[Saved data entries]
+---+

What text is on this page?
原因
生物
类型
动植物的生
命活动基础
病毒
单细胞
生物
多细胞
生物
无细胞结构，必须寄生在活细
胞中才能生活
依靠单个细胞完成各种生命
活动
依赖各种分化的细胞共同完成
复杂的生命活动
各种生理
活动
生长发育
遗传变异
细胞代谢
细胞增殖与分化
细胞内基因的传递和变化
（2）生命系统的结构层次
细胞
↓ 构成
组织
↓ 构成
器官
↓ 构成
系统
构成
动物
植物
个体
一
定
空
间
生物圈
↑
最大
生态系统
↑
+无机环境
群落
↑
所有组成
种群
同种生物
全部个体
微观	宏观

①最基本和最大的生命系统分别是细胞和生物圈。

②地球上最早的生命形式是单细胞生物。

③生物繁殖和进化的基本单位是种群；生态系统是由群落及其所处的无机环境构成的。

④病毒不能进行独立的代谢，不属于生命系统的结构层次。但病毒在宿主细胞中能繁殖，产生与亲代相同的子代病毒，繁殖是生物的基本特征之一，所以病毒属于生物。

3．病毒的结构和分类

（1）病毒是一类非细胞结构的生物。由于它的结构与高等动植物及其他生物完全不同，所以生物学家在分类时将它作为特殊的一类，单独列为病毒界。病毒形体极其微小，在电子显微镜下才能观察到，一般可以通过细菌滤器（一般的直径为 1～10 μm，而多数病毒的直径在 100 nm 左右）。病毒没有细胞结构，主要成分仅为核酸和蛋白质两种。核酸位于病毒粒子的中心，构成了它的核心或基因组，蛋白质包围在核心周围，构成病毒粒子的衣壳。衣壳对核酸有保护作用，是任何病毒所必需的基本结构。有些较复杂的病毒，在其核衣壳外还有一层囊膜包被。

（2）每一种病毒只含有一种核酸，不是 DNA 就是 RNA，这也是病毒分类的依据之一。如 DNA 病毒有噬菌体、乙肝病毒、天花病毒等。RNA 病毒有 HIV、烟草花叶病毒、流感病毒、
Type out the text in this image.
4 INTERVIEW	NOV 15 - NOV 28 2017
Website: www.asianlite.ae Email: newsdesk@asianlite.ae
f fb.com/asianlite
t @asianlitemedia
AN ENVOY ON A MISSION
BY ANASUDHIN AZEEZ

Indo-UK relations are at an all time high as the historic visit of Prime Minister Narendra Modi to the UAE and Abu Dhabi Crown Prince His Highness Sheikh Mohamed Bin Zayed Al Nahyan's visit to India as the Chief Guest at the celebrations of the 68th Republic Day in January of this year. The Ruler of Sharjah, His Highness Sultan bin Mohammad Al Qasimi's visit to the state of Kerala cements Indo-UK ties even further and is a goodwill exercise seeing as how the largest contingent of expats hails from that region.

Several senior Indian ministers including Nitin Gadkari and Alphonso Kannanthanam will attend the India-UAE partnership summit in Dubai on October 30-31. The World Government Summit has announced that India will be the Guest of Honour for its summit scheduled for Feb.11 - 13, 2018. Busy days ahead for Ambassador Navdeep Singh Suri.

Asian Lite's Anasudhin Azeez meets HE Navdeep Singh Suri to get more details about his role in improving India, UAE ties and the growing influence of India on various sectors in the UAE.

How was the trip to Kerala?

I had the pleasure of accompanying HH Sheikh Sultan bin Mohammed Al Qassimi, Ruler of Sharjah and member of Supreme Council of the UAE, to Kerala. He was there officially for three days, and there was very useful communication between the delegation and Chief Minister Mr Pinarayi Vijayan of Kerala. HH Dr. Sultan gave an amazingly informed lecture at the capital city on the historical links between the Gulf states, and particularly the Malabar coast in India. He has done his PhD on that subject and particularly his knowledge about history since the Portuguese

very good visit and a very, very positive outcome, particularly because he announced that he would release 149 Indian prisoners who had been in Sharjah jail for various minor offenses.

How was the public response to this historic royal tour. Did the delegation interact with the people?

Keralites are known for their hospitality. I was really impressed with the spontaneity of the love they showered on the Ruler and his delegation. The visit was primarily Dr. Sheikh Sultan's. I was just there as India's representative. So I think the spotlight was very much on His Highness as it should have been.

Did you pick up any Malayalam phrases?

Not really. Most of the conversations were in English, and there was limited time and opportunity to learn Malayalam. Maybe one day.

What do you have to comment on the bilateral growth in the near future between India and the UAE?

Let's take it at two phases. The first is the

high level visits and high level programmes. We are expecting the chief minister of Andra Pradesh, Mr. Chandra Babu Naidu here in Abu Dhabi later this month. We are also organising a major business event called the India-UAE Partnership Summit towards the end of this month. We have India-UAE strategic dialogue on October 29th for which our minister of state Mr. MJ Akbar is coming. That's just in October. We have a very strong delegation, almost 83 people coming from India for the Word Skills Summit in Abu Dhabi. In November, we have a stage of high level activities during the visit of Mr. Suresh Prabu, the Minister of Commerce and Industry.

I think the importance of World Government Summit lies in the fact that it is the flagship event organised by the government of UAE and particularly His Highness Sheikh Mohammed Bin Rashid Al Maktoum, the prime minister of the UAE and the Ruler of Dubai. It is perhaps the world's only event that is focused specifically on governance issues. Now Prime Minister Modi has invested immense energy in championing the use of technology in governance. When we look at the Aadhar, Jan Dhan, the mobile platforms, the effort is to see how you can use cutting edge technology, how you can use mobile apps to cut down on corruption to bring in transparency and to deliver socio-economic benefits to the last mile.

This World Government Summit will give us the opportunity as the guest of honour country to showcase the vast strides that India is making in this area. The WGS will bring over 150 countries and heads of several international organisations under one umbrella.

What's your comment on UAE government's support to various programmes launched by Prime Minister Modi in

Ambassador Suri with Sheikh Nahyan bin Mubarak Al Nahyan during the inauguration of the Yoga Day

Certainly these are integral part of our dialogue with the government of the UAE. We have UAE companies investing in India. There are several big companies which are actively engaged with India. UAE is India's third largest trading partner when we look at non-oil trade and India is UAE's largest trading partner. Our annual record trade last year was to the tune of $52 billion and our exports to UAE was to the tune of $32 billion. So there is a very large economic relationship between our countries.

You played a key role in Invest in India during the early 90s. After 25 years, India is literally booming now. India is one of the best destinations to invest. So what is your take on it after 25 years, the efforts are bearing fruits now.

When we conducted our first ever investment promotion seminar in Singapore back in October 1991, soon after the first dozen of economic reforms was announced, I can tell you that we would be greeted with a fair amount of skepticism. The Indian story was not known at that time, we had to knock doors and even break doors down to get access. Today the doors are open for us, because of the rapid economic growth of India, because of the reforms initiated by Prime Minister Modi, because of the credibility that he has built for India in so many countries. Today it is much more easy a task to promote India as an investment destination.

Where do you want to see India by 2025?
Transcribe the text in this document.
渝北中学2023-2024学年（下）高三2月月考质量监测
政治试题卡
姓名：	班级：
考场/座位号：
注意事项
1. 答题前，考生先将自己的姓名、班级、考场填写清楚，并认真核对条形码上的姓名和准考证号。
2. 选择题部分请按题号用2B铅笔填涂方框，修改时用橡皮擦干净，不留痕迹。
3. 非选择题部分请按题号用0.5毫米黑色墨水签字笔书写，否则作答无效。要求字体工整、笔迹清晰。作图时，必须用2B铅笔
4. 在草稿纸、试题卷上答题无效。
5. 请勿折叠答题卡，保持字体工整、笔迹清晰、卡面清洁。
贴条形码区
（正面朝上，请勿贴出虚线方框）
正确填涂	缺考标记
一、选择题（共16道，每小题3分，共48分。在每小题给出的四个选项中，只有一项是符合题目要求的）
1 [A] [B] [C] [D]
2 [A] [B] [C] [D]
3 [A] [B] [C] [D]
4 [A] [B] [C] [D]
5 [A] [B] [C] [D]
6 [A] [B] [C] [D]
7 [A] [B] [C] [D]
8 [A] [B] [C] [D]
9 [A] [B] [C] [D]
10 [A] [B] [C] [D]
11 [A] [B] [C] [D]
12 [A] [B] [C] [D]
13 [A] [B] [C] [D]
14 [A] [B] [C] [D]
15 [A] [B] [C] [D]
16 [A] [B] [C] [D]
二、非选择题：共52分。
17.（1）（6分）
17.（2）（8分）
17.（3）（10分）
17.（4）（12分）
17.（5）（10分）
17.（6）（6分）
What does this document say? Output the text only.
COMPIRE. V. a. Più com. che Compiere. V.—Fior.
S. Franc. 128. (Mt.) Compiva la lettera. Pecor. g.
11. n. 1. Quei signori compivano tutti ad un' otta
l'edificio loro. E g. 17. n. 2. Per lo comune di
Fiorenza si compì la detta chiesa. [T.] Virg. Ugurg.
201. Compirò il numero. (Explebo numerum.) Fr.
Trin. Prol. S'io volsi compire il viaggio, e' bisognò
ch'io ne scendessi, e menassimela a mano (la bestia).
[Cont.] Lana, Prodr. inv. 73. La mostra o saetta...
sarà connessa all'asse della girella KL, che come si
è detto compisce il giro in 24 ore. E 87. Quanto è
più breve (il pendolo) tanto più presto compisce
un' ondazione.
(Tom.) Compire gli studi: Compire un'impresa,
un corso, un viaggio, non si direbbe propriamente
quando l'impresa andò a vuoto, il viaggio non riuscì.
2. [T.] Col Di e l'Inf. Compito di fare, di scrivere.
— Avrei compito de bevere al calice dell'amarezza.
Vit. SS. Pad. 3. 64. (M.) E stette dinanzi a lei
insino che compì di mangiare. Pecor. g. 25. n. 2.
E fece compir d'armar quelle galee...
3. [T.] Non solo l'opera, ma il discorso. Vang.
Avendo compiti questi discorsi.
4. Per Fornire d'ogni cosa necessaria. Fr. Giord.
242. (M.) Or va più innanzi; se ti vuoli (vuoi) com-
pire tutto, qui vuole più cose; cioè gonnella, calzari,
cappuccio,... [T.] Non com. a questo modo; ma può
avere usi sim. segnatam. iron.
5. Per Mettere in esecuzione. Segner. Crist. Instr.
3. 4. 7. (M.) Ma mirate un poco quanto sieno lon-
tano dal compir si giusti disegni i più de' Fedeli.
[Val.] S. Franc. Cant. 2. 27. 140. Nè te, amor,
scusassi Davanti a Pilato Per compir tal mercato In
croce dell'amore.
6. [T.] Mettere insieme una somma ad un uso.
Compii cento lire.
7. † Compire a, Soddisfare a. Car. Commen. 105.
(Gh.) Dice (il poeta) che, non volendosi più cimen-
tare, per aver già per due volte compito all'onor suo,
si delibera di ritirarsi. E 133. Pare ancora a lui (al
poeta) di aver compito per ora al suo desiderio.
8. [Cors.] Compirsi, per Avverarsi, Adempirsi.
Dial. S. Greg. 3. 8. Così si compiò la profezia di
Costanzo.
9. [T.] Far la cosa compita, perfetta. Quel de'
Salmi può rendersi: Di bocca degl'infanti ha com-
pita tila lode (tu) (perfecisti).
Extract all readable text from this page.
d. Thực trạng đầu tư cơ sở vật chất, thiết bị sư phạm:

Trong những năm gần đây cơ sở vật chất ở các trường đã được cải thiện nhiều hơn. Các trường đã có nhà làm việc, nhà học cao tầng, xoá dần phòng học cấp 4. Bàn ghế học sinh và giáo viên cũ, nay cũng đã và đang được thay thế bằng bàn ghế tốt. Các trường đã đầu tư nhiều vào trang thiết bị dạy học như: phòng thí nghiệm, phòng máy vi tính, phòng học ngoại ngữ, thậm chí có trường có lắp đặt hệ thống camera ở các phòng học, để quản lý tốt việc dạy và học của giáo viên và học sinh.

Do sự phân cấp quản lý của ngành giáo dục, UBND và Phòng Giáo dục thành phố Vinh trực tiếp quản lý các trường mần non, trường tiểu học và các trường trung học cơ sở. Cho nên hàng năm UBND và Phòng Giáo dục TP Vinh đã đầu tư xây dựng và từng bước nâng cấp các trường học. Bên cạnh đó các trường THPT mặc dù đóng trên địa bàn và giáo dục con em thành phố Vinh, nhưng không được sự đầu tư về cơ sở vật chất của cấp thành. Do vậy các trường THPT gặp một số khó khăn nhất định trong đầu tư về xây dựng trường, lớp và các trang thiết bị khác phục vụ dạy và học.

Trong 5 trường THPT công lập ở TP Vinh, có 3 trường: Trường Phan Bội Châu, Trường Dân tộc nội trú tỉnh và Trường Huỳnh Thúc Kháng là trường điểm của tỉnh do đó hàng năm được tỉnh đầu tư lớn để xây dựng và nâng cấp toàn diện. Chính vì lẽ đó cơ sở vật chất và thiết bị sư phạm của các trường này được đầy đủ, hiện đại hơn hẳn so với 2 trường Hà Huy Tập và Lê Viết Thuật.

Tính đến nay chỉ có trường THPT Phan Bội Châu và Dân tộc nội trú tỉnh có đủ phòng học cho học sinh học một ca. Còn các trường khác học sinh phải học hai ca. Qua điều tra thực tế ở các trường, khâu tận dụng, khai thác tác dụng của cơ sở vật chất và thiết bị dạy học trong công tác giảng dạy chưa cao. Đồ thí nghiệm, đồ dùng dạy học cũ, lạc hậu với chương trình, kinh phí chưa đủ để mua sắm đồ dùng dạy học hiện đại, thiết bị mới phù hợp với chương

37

+---+

Find the lines above that include the string "Franc" and copy them.

■ Response to the task:
S. Franc. 128. (Mt.) Compiva la lettera. Pecor. g.
[Val.] S. Franc. Cant. 2. 27. 140. Nè te, amor,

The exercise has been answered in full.